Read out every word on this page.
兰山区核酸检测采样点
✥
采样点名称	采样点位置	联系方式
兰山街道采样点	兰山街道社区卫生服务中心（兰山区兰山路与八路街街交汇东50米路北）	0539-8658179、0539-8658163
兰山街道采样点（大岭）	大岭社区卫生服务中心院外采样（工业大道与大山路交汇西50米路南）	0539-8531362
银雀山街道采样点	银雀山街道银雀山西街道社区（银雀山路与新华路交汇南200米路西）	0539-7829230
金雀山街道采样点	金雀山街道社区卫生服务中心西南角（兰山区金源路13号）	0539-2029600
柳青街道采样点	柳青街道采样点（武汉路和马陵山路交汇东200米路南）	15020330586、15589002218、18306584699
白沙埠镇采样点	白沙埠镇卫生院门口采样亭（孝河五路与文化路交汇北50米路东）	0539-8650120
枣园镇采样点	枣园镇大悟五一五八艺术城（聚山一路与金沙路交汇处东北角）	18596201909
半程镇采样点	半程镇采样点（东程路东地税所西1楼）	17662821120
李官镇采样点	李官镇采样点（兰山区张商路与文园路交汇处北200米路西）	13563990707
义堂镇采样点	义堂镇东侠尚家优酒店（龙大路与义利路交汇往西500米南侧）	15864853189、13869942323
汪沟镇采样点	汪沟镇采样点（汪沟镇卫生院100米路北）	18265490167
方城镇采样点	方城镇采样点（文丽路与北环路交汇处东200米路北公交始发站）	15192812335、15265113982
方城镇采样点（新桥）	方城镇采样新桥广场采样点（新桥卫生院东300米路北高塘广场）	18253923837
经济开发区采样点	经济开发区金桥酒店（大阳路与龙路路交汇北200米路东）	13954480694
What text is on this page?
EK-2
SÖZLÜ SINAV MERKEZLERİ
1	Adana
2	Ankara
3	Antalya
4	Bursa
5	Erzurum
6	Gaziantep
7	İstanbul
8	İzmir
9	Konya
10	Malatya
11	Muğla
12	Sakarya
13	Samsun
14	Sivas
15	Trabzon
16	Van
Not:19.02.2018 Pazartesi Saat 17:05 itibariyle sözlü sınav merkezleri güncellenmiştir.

*-*-*

### REQUEST
Output the lines above verbatim and in full.

### ANSWER FOR THE TASK
Read out every word on this page.
兰山区核酸检测采样点
✥
采样点名称	采样点位置	联系方式
兰山街道采样点	兰山街道社区卫生服务中心（兰山区兰山路与八路街街交汇东50米路北）	0539-8658179、0539-8658163
兰山街道采样点（大岭）	大岭社区卫生服务中心院外采样（工业大道与大山路交汇西50米路南）	0539-8531362
银雀山街道采样点	银雀山街道银雀山西街道社区（银雀山路与新华路交汇南200米路西）	0539-7829230
金雀山街道采样点	金雀山街道社区卫生服务中心西南角（兰山区金源路13号）	0539-2029600
柳青街道采样点	柳青街道采样点（武汉路和马陵山路交汇东200米路南）	15020330586、15589002218、18306584699
白沙埠镇采样点	白沙埠镇卫生院门口采样亭（孝河五路与文化路交汇北50米路东）	0539-8650120
枣园镇采样点	枣园镇大悟五一五八艺术城（聚山一路与金沙路交汇处东北角）	18596201909
半程镇采样点	半程镇采样点（东程路东地税所西1楼）	17662821120
李官镇采样点	李官镇采样点（兰山区张商路与文园路交汇处北200米路西）	13563990707
义堂镇采样点	义堂镇东侠尚家优酒店（龙大路与义利路交汇往西500米南侧）	15864853189、13869942323
汪沟镇采样点	汪沟镇采样点（汪沟镇卫生院100米路北）	18265490167
方城镇采样点	方城镇采样点（文丽路与北环路交汇处东200米路北公交始发站）	15192812335、15265113982
方城镇采样点（新桥）	方城镇采样新桥广场采样点（新桥卫生院东300米路北高塘广场）	18253923837
经济开发区采样点	经济开发区金桥酒店（大阳路与龙路路交汇北200米路东）	13954480694
What text is on this page?
EK-2
SÖZLÜ SINAV MERKEZLERİ
1	Adana
2	Ankara
3	Antalya
4	Bursa
5	Erzurum
6	Gaziantep
7	İstanbul
8	İzmir
9	Konya
10	Malatya
11	Muğla
12	Sakarya
13	Samsun
14	Sivas
15	Trabzon
16	Van
Not:19.02.2018 Pazartesi Saat 17:05 itibariyle sözlü sınav merkezleri güncellenmiştir.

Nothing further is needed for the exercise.